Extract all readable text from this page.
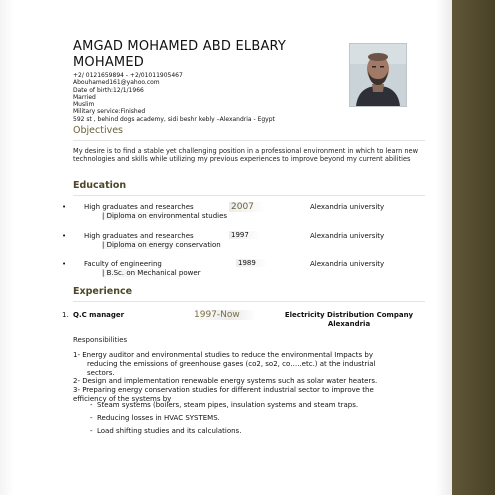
AMGAD MOHAMED ABD ELBARY
MOHAMED
+2/ 0121659894 - +2/01011905467
Abouhamed161@yahoo.com
Date of birth:12/1/1966
Married
Muslim
Military service:Finished
592 st , behind dogs academy, sidi beshr kebly –Alexandria - Egypt
Objectives
My desire is to find a stable yet challenging position in a professional environment in which to learn new technologies and skills while utilizing my previous experiences to improve beyond my current abilities
Education
•	High graduates and researches	2007	Alexandria university
| Diploma on environmental studies
•	High graduates and researches	1997	Alexandria university
| Diploma on energy conservation
•	Faculty of engineering	1989	Alexandria university
| B.Sc. on Mechanical power
Experience
1. Q.C manager	1997-Now	Electricity Distribution Company
Alexandria
Responsibilities
1- Energy auditor and environmental studies to reduce the environmental Impacts by
reducing the emissions of greenhouse gases (co2, so2, co…..etc.) at the industrial
sectors.
2- Design and implementation renewable energy systems such as solar water heaters.
3- Preparing energy conservation studies for different industrial sector to improve the
efficiency of the systems by
- Steam systems (boilers, steam pipes, insulation systems and steam traps.
- Reducing losses in HVAC SYSTEMS.
- Load shifting studies and its calculations.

(Written request)
Give every record back exactly as it reads, with no images.

(Task result)
Extract all readable text from this page.
AMGAD MOHAMED ABD ELBARY
MOHAMED
+2/ 0121659894 - +2/01011905467
Abouhamed161@yahoo.com
Date of birth:12/1/1966
Married
Muslim
Military service:Finished
592 st , behind dogs academy, sidi beshr kebly –Alexandria - Egypt
Objectives
My desire is to find a stable yet challenging position in a professional environment in which to learn new technologies and skills while utilizing my previous experiences to improve beyond my current abilities
Education
•	High graduates and researches	2007	Alexandria university
| Diploma on environmental studies
•	High graduates and researches	1997	Alexandria university
| Diploma on energy conservation
•	Faculty of engineering	1989	Alexandria university
| B.Sc. on Mechanical power
Experience
1. Q.C manager	1997-Now	Electricity Distribution Company
Alexandria
Responsibilities
1- Energy auditor and environmental studies to reduce the environmental Impacts by
reducing the emissions of greenhouse gases (co2, so2, co…..etc.) at the industrial
sectors.
2- Design and implementation renewable energy systems such as solar water heaters.
3- Preparing energy conservation studies for different industrial sector to improve the
efficiency of the systems by
- Steam systems (boilers, steam pipes, insulation systems and steam traps.
- Reducing losses in HVAC SYSTEMS.
- Load shifting studies and its calculations.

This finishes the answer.